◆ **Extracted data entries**
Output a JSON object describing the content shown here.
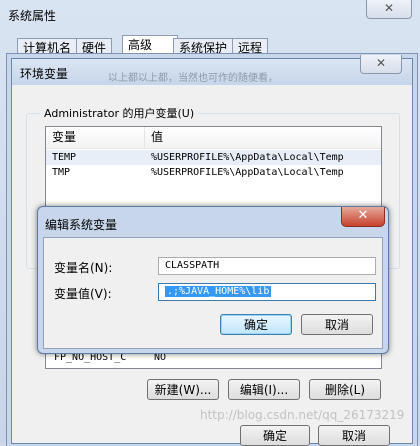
{
  "system_properties": {
    "title": "系统属性",
    "close_glyph": "✕",
    "tabs": [
      {
        "label": "计算机名"
      },
      {
        "label": "硬件"
      },
      {
        "label": "高级"
      },
      {
        "label": "系统保护"
      },
      {
        "label": "远程"
      }
    ],
    "ok_label": "确定",
    "cancel_label": "取消"
  },
  "env_window": {
    "title": "环境变量",
    "ghost_text": "以上都以上都，当然也可作的随便看，",
    "close_glyph": "✕",
    "user_group_label": "Administrator 的用户变量(U)",
    "user_vars_headers": {
      "name": "变量",
      "value": "值"
    },
    "user_vars": [
      {
        "name": "TEMP",
        "value": "%USERPROFILE%\\AppData\\Local\\Temp"
      },
      {
        "name": "TMP",
        "value": "%USERPROFILE%\\AppData\\Local\\Temp"
      }
    ],
    "system_var_partial": {
      "name": "FP_NO_HOST_C",
      "value": "NO"
    },
    "new_label": "新建(W)...",
    "edit_label": "编辑(I)...",
    "delete_label": "删除(L)"
  },
  "edit_dialog": {
    "title": "编辑系统变量",
    "close_glyph": "✕",
    "name_label": "变量名(N):",
    "name_value": "CLASSPATH",
    "value_label": "变量值(V):",
    "value_value": ".;%JAVA_HOME%\\lib",
    "ok_label": "确定",
    "cancel_label": "取消"
  },
  "watermark": "http://blog.csdn.net/qq_26173219"
}
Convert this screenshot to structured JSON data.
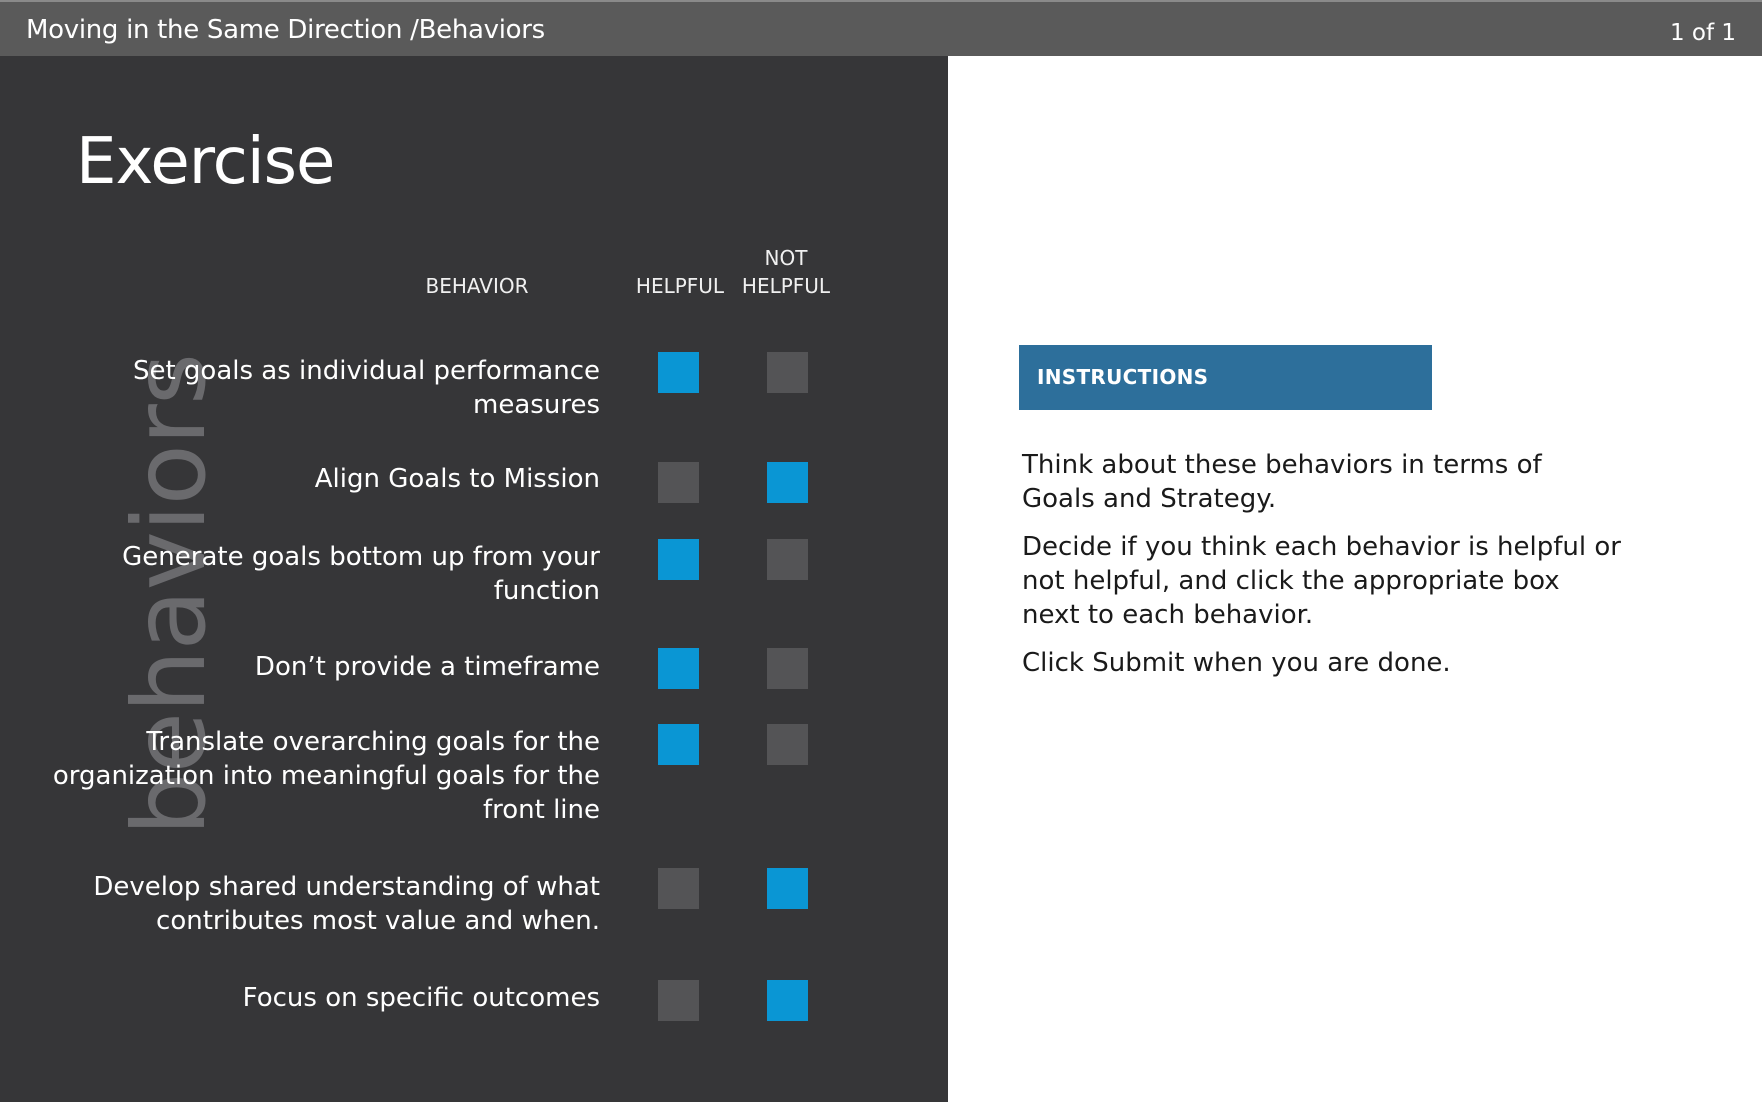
{
  "header": {
    "breadcrumb": "Moving in the Same Direction /Behaviors",
    "page_indicator": "1 of 1"
  },
  "exercise": {
    "title": "Exercise",
    "side_label": "behaviors",
    "columns": {
      "behavior": "BEHAVIOR",
      "helpful": "HELPFUL",
      "not_helpful_line1": "NOT",
      "not_helpful_line2": "HELPFUL"
    },
    "behaviors": [
      {
        "label": "Set goals as individual performance measures",
        "helpful_selected": true,
        "not_helpful_selected": false
      },
      {
        "label": "Align Goals to Mission",
        "helpful_selected": false,
        "not_helpful_selected": true
      },
      {
        "label": "Generate goals bottom up from your function",
        "helpful_selected": true,
        "not_helpful_selected": false
      },
      {
        "label": "Don’t provide a timeframe",
        "helpful_selected": true,
        "not_helpful_selected": false
      },
      {
        "label": "Translate overarching goals for the organization into meaningful goals for the front line",
        "helpful_selected": true,
        "not_helpful_selected": false
      },
      {
        "label": "Develop shared understanding of what contributes most value and when.",
        "helpful_selected": false,
        "not_helpful_selected": true
      },
      {
        "label": "Focus on specific outcomes",
        "helpful_selected": false,
        "not_helpful_selected": true
      }
    ]
  },
  "instructions": {
    "header": "INSTRUCTIONS",
    "paragraphs": [
      "Think about these behaviors in terms of Goals and Strategy.",
      "Decide if you think each behavior is helpful or not helpful, and click the appropriate box next to each behavior.",
      "Click Submit when you are done."
    ]
  },
  "colors": {
    "top_bar": "#5a5a5a",
    "left_panel": "#363638",
    "box_selected": "#0a96d4",
    "box_unselected": "#545456",
    "instructions_header": "#2d6f9b"
  }
}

◆ **Direction**
Omitting all images, print the listing exactly.

◆ **Response**
Output a JSON object describing the content shown here.
{
  "system_properties": {
    "title": "系统属性",
    "close_glyph": "✕",
    "tabs": [
      {
        "label": "计算机名"
      },
      {
        "label": "硬件"
      },
      {
        "label": "高级"
      },
      {
        "label": "系统保护"
      },
      {
        "label": "远程"
      }
    ],
    "ok_label": "确定",
    "cancel_label": "取消"
  },
  "env_window": {
    "title": "环境变量",
    "ghost_text": "以上都以上都，当然也可作的随便看，",
    "close_glyph": "✕",
    "user_group_label": "Administrator 的用户变量(U)",
    "user_vars_headers": {
      "name": "变量",
      "value": "值"
    },
    "user_vars": [
      {
        "name": "TEMP",
        "value": "%USERPROFILE%\\AppData\\Local\\Temp"
      },
      {
        "name": "TMP",
        "value": "%USERPROFILE%\\AppData\\Local\\Temp"
      }
    ],
    "system_var_partial": {
      "name": "FP_NO_HOST_C",
      "value": "NO"
    },
    "new_label": "新建(W)...",
    "edit_label": "编辑(I)...",
    "delete_label": "删除(L)"
  },
  "edit_dialog": {
    "title": "编辑系统变量",
    "close_glyph": "✕",
    "name_label": "变量名(N):",
    "name_value": "CLASSPATH",
    "value_label": "变量值(V):",
    "value_value": ".;%JAVA_HOME%\\lib",
    "ok_label": "确定",
    "cancel_label": "取消"
  },
  "watermark": "http://blog.csdn.net/qq_26173219"
}
Convert this screenshot to structured JSON data.
{
  "header": {
    "breadcrumb": "Moving in the Same Direction /Behaviors",
    "page_indicator": "1 of 1"
  },
  "exercise": {
    "title": "Exercise",
    "side_label": "behaviors",
    "columns": {
      "behavior": "BEHAVIOR",
      "helpful": "HELPFUL",
      "not_helpful_line1": "NOT",
      "not_helpful_line2": "HELPFUL"
    },
    "behaviors": [
      {
        "label": "Set goals as individual performance measures",
        "helpful_selected": true,
        "not_helpful_selected": false
      },
      {
        "label": "Align Goals to Mission",
        "helpful_selected": false,
        "not_helpful_selected": true
      },
      {
        "label": "Generate goals bottom up from your function",
        "helpful_selected": true,
        "not_helpful_selected": false
      },
      {
        "label": "Don’t provide a timeframe",
        "helpful_selected": true,
        "not_helpful_selected": false
      },
      {
        "label": "Translate overarching goals for the organization into meaningful goals for the front line",
        "helpful_selected": true,
        "not_helpful_selected": false
      },
      {
        "label": "Develop shared understanding of what contributes most value and when.",
        "helpful_selected": false,
        "not_helpful_selected": true
      },
      {
        "label": "Focus on specific outcomes",
        "helpful_selected": false,
        "not_helpful_selected": true
      }
    ]
  },
  "instructions": {
    "header": "INSTRUCTIONS",
    "paragraphs": [
      "Think about these behaviors in terms of Goals and Strategy.",
      "Decide if you think each behavior is helpful or not helpful, and click the appropriate box next to each behavior.",
      "Click Submit when you are done."
    ]
  },
  "colors": {
    "top_bar": "#5a5a5a",
    "left_panel": "#363638",
    "box_selected": "#0a96d4",
    "box_unselected": "#545456",
    "instructions_header": "#2d6f9b"
  }
}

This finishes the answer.